WHAT TO PRODUCE:
Quote every line below exactly and skip any picture.

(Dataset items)
───
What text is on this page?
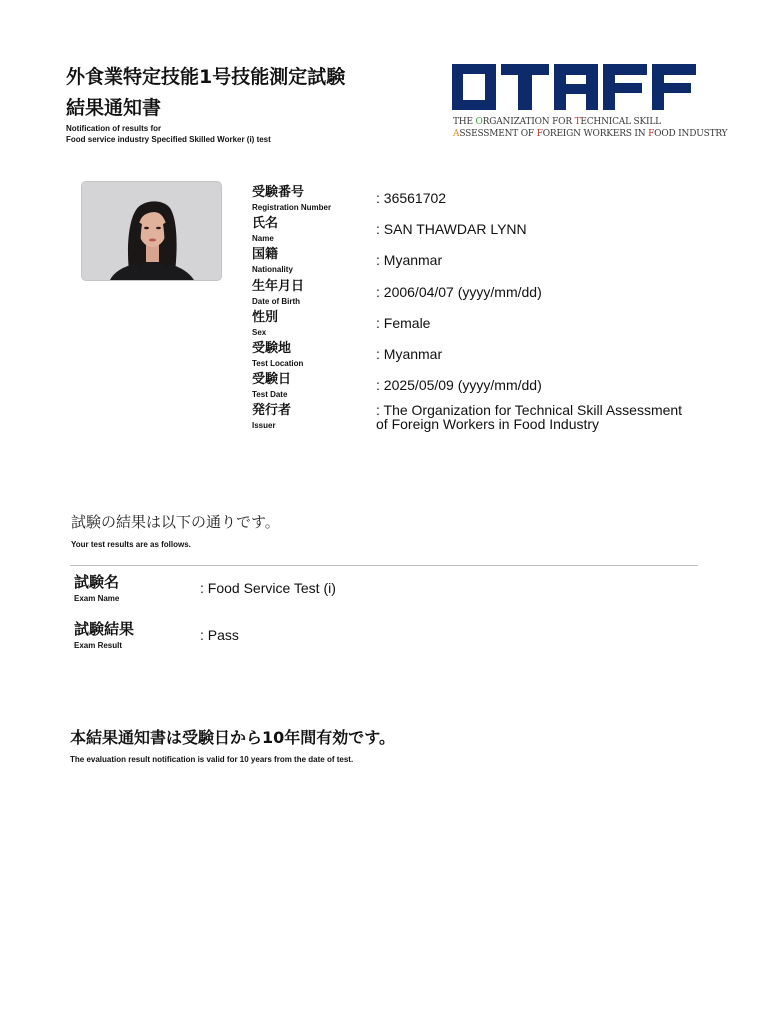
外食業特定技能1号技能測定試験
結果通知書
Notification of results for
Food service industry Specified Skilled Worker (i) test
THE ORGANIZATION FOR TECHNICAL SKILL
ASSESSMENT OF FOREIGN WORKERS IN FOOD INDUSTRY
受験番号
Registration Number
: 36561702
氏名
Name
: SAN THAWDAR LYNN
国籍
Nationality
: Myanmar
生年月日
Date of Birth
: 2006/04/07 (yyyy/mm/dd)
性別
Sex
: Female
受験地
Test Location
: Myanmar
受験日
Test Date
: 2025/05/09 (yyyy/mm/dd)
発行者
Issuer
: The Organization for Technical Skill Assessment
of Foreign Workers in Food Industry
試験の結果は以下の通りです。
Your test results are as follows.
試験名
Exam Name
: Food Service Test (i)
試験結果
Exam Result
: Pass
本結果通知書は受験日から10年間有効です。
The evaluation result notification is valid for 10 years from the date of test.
───
RESPONSE:
What text is on this page?
外食業特定技能1号技能測定試験
結果通知書
Notification of results for
Food service industry Specified Skilled Worker (i) test
THE ORGANIZATION FOR TECHNICAL SKILL
ASSESSMENT OF FOREIGN WORKERS IN FOOD INDUSTRY
受験番号
Registration Number
: 36561702
氏名
Name
: SAN THAWDAR LYNN
国籍
Nationality
: Myanmar
生年月日
Date of Birth
: 2006/04/07 (yyyy/mm/dd)
性別
Sex
: Female
受験地
Test Location
: Myanmar
受験日
Test Date
: 2025/05/09 (yyyy/mm/dd)
発行者
Issuer
: The Organization for Technical Skill Assessment
of Foreign Workers in Food Industry
試験の結果は以下の通りです。
Your test results are as follows.
試験名
Exam Name
: Food Service Test (i)
試験結果
Exam Result
: Pass
本結果通知書は受験日から10年間有効です。
The evaluation result notification is valid for 10 years from the date of test.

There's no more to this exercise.